● INSTRUCTION: State how many lines in the entries below contain "Наша". Write nothing but the number.

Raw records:
************
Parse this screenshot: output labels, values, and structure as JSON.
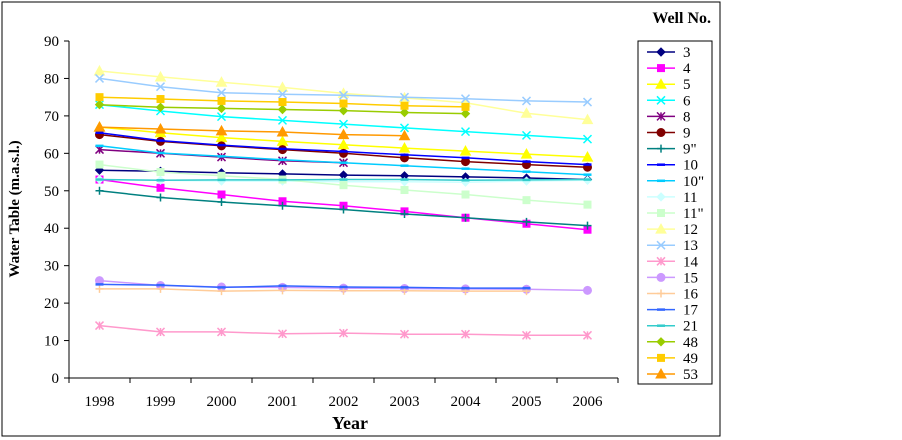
{
  "chart_data": {
    "type": "line",
    "title": "",
    "xlabel": "Year",
    "ylabel": "Water Table (m.a.s.l.)",
    "legend_title": "Well No.",
    "legend_position": "right",
    "grid": false,
    "ylim": [
      0,
      90
    ],
    "yticks": [
      "0",
      "10",
      "20",
      "30",
      "40",
      "50",
      "60",
      "70",
      "80",
      "90"
    ],
    "x": [
      "1998",
      "1999",
      "2000",
      "2001",
      "2002",
      "2003",
      "2004",
      "2005",
      "2006"
    ],
    "series": [
      {
        "name": "3",
        "color": "#000080",
        "marker": "diamond",
        "values": [
          55.5,
          55.2,
          54.8,
          54.5,
          54.2,
          54.0,
          53.7,
          53.4,
          53.0
        ]
      },
      {
        "name": "4",
        "color": "#FF00FF",
        "marker": "square",
        "values": [
          53.0,
          50.8,
          49.0,
          47.2,
          46.0,
          44.5,
          42.8,
          41.2,
          39.6
        ]
      },
      {
        "name": "5",
        "color": "#FFFF00",
        "marker": "triangle",
        "values": [
          67.0,
          65.5,
          64.2,
          63.2,
          62.3,
          61.4,
          60.6,
          59.8,
          59.0
        ]
      },
      {
        "name": "6",
        "color": "#00FFFF",
        "marker": "x",
        "values": [
          73.0,
          71.3,
          69.8,
          68.8,
          67.8,
          66.8,
          65.8,
          64.8,
          63.8
        ]
      },
      {
        "name": "8",
        "color": "#800080",
        "marker": "asterisk",
        "values": [
          61.0,
          60.0,
          59.0,
          58.0,
          57.5,
          null,
          null,
          null,
          null
        ]
      },
      {
        "name": "9",
        "color": "#800000",
        "marker": "circle",
        "values": [
          65.0,
          63.2,
          62.0,
          61.0,
          60.0,
          58.8,
          57.8,
          57.0,
          56.3
        ]
      },
      {
        "name": "9\"",
        "color": "#008080",
        "marker": "plus",
        "values": [
          50.0,
          48.2,
          47.0,
          46.0,
          45.0,
          43.8,
          42.8,
          41.7,
          40.7
        ]
      },
      {
        "name": "10",
        "color": "#0000FF",
        "marker": "dash",
        "values": [
          65.5,
          63.4,
          62.2,
          61.2,
          60.5,
          59.6,
          58.8,
          57.8,
          57.0
        ]
      },
      {
        "name": "10\"",
        "color": "#00CCFF",
        "marker": "dash",
        "values": [
          62.0,
          60.1,
          59.2,
          58.3,
          57.5,
          56.7,
          55.9,
          55.1,
          54.3
        ]
      },
      {
        "name": "11",
        "color": "#CCFFFF",
        "marker": "diamond",
        "values": [
          53.0,
          52.8,
          52.6,
          52.6,
          52.4,
          52.4,
          52.3,
          52.6,
          52.8
        ]
      },
      {
        "name": "11\"",
        "color": "#CCFFCC",
        "marker": "square",
        "values": [
          57.0,
          55.0,
          54.0,
          53.0,
          51.5,
          50.2,
          49.0,
          47.5,
          46.3
        ]
      },
      {
        "name": "12",
        "color": "#FFFF99",
        "marker": "triangle",
        "values": [
          82.0,
          80.4,
          79.0,
          77.6,
          76.0,
          74.8,
          73.5,
          70.7,
          69.0
        ]
      },
      {
        "name": "13",
        "color": "#99CCFF",
        "marker": "x",
        "values": [
          80.0,
          77.8,
          76.2,
          75.8,
          75.5,
          75.0,
          74.6,
          74.0,
          73.7
        ]
      },
      {
        "name": "14",
        "color": "#FF99CC",
        "marker": "asterisk",
        "values": [
          14.0,
          12.3,
          12.3,
          11.8,
          12.0,
          11.7,
          11.7,
          11.4,
          11.4
        ]
      },
      {
        "name": "15",
        "color": "#CC99FF",
        "marker": "circle",
        "values": [
          26.0,
          24.7,
          24.3,
          24.2,
          24.0,
          23.9,
          23.8,
          23.7,
          23.4
        ]
      },
      {
        "name": "16",
        "color": "#FFCC99",
        "marker": "plus",
        "values": [
          23.8,
          23.8,
          23.2,
          23.4,
          23.3,
          23.3,
          23.2,
          23.2,
          null
        ]
      },
      {
        "name": "17",
        "color": "#3366FF",
        "marker": "dash",
        "values": [
          25.0,
          24.8,
          24.2,
          24.6,
          24.3,
          24.2,
          24.0,
          24.0,
          null
        ]
      },
      {
        "name": "21",
        "color": "#33CCCC",
        "marker": "dash",
        "values": [
          53.0,
          52.8,
          52.9,
          52.9,
          53.0,
          53.0,
          52.8,
          52.9,
          53.0
        ]
      },
      {
        "name": "48",
        "color": "#99CC00",
        "marker": "diamond",
        "values": [
          73.0,
          72.3,
          72.0,
          71.7,
          71.4,
          70.9,
          70.6,
          null,
          null
        ]
      },
      {
        "name": "49",
        "color": "#FFCC00",
        "marker": "square",
        "values": [
          75.0,
          74.5,
          74.0,
          73.7,
          73.3,
          72.7,
          72.4,
          null,
          null
        ]
      },
      {
        "name": "53",
        "color": "#FF9900",
        "marker": "triangle",
        "values": [
          67.0,
          66.5,
          66.0,
          65.7,
          65.0,
          64.7,
          null,
          null,
          null
        ]
      }
    ]
  }
}
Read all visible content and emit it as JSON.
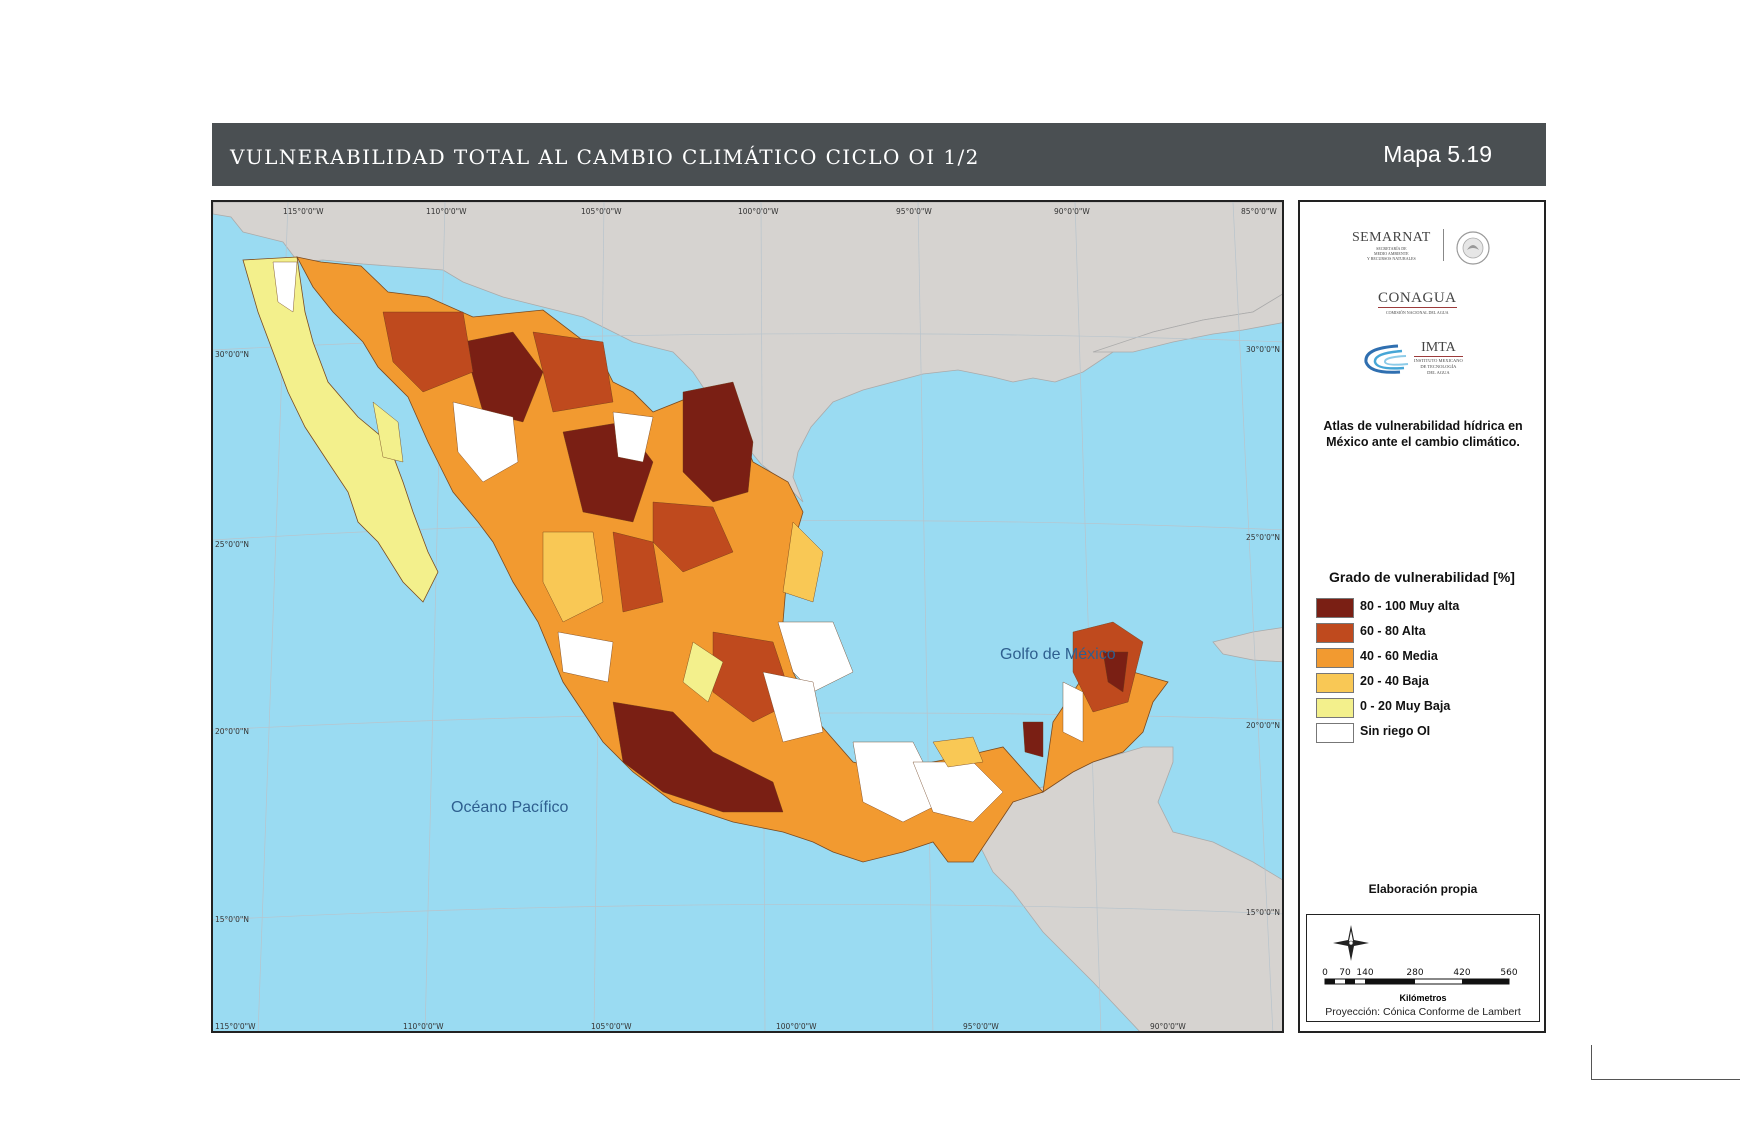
{
  "header": {
    "title": "VULNERABILIDAD TOTAL AL CAMBIO CLIMÁTICO CICLO OI 1/2",
    "map_number": "Mapa 5.19"
  },
  "map": {
    "top_longitude_labels": [
      "115°0'0\"W",
      "110°0'0\"W",
      "105°0'0\"W",
      "100°0'0\"W",
      "95°0'0\"W",
      "90°0'0\"W",
      "85°0'0\"W"
    ],
    "bottom_longitude_labels": [
      "115°0'0\"W",
      "110°0'0\"W",
      "105°0'0\"W",
      "100°0'0\"W",
      "95°0'0\"W",
      "90°0'0\"W"
    ],
    "left_latitude_labels": [
      "30°0'0\"N",
      "25°0'0\"N",
      "20°0'0\"N",
      "15°0'0\"N"
    ],
    "right_latitude_labels": [
      "30°0'0\"N",
      "25°0'0\"N",
      "20°0'0\"N",
      "15°0'0\"N"
    ],
    "labels": {
      "gulf": "Golfo de México",
      "pacific": "Océano Pacífico"
    },
    "colors": {
      "ocean": "#9adbf2",
      "land_other": "#d6d3d0"
    }
  },
  "sidebar": {
    "logos": {
      "semarnat": "SEMARNAT",
      "semarnat_sub": [
        "SECRETARÍA DE",
        "MEDIO AMBIENTE",
        "Y RECURSOS NATURALES"
      ],
      "conagua": "CONAGUA",
      "conagua_sub": "COMISIÓN NACIONAL DEL AGUA",
      "imta": "IMTA",
      "imta_sub": [
        "INSTITUTO MEXICANO",
        "DE TECNOLOGÍA",
        "DEL AGUA"
      ]
    },
    "atlas_title": "Atlas de vulnerabilidad hídrica en México ante el cambio climático.",
    "legend": {
      "title": "Grado de vulnerabilidad [%]",
      "items": [
        {
          "label": "80 - 100 Muy alta",
          "color": "#7a1f14"
        },
        {
          "label": "60 - 80 Alta",
          "color": "#bf4a1e"
        },
        {
          "label": "40 - 60 Media",
          "color": "#f29a30"
        },
        {
          "label": "20 - 40 Baja",
          "color": "#f9c855"
        },
        {
          "label": "0 - 20 Muy Baja",
          "color": "#f3f08c"
        },
        {
          "label": "Sin riego OI",
          "color": "#ffffff"
        }
      ]
    },
    "source": "Elaboración propia",
    "scale": {
      "ticks": [
        "0",
        "70",
        "140",
        "280",
        "420",
        "560"
      ],
      "unit": "Kilómetros",
      "projection": "Proyección: Cónica Conforme de Lambert"
    }
  }
}
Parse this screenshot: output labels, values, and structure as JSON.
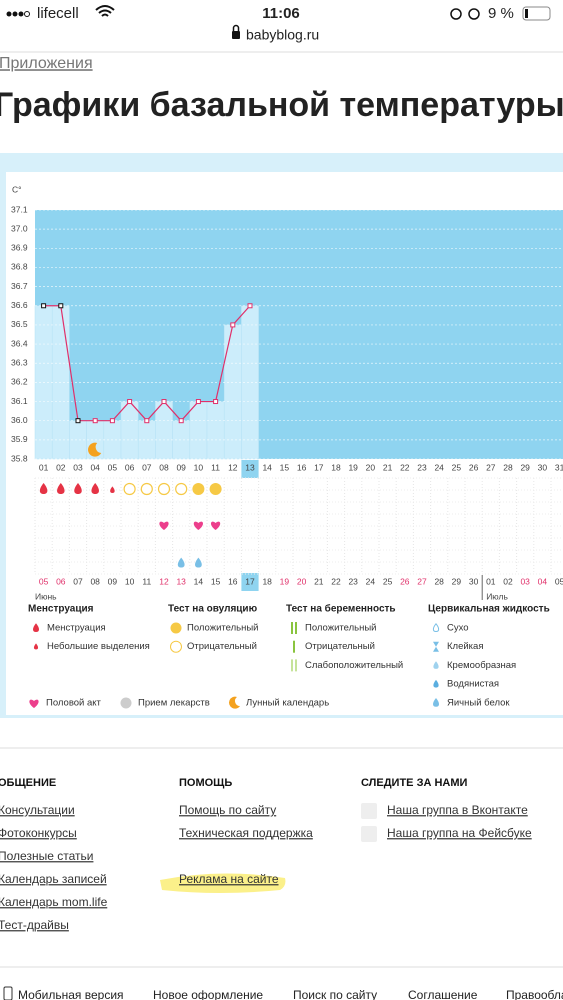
{
  "status_bar": {
    "carrier": "lifecell",
    "time": "11:06",
    "battery": "9 %"
  },
  "address": "babyblog.ru",
  "breadcrumb": "Приложения",
  "title": "Графики базальной температуры",
  "chart_data": {
    "type": "line",
    "y_label": "C°",
    "categories": [
      "01",
      "02",
      "03",
      "04",
      "05",
      "06",
      "07",
      "08",
      "09",
      "10",
      "11",
      "12",
      "13",
      "14",
      "15",
      "16",
      "17",
      "18",
      "19",
      "20",
      "21",
      "22",
      "23",
      "24",
      "25",
      "26",
      "27",
      "28",
      "29",
      "30",
      "31"
    ],
    "values": [
      36.6,
      36.6,
      36.0,
      36.0,
      36.0,
      36.1,
      36.0,
      36.1,
      36.0,
      36.1,
      36.1,
      36.5,
      36.6,
      null,
      null,
      null,
      null,
      null,
      null,
      null,
      null,
      null,
      null,
      null,
      null,
      null,
      null,
      null,
      null,
      null,
      null
    ],
    "ylim": [
      35.8,
      37.1
    ],
    "yticks": [
      35.8,
      35.9,
      {
        "value": 36,
        "label": "36.0"
      },
      36.1,
      36.2,
      36.3,
      36.4,
      36.5,
      36.6,
      36.7,
      36.8,
      36.9,
      {
        "value": 37,
        "label": "37.0"
      },
      37.1
    ],
    "color": "#e0306a",
    "grid": true,
    "today_index": 12,
    "dates": [
      "05",
      "06",
      "07",
      "08",
      "09",
      "10",
      "11",
      "12",
      "13",
      "14",
      "15",
      "16",
      "17",
      "18",
      "19",
      "20",
      "21",
      "22",
      "23",
      "24",
      "25",
      "26",
      "27",
      "28",
      "29",
      "30",
      "01",
      "02",
      "03",
      "04",
      "05"
    ],
    "weekend": [
      true,
      true,
      false,
      false,
      false,
      false,
      false,
      true,
      true,
      false,
      false,
      false,
      false,
      false,
      true,
      true,
      false,
      false,
      false,
      false,
      false,
      true,
      true,
      false,
      false,
      false,
      false,
      false,
      true,
      true,
      false
    ],
    "months": [
      "Июнь",
      "Июль"
    ]
  },
  "legend": {
    "groups": [
      {
        "title": "Менструация",
        "items": [
          "Менструация",
          "Небольшие выделения"
        ]
      },
      {
        "title": "Тест на овуляцию",
        "items": [
          "Положительный",
          "Отрицательный"
        ]
      },
      {
        "title": "Тест на беременность",
        "items": [
          "Положительный",
          "Отрицательный",
          "Слабоположительный"
        ]
      },
      {
        "title": "Цервикальная жидкость",
        "items": [
          "Сухо",
          "Клейкая",
          "Кремообразная",
          "Водянистая",
          "Яичный белок"
        ]
      }
    ],
    "extra": [
      "Половой акт",
      "Прием лекарств",
      "Лунный календарь"
    ]
  },
  "footer": {
    "columns": [
      {
        "title": "ОБЩЕНИЕ",
        "links": [
          "Консультации",
          "Фотоконкурсы",
          "Полезные статьи",
          "Календарь записей",
          "Календарь mom.life",
          "Тест-драйвы"
        ]
      },
      {
        "title": "ПОМОЩЬ",
        "links": [
          "Помощь по сайту",
          "Техническая поддержка",
          "Реклама на сайте"
        ]
      },
      {
        "title": "СЛЕДИТЕ ЗА НАМИ",
        "links": [
          "Наша группа в Вконтакте",
          "Наша группа на Фейсбуке"
        ]
      }
    ],
    "bottom": [
      "Мобильная версия",
      "Новое оформление",
      "Поиск по сайту",
      "Соглашение",
      "Правообладателям"
    ]
  }
}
************
● FULL ANSWER: 2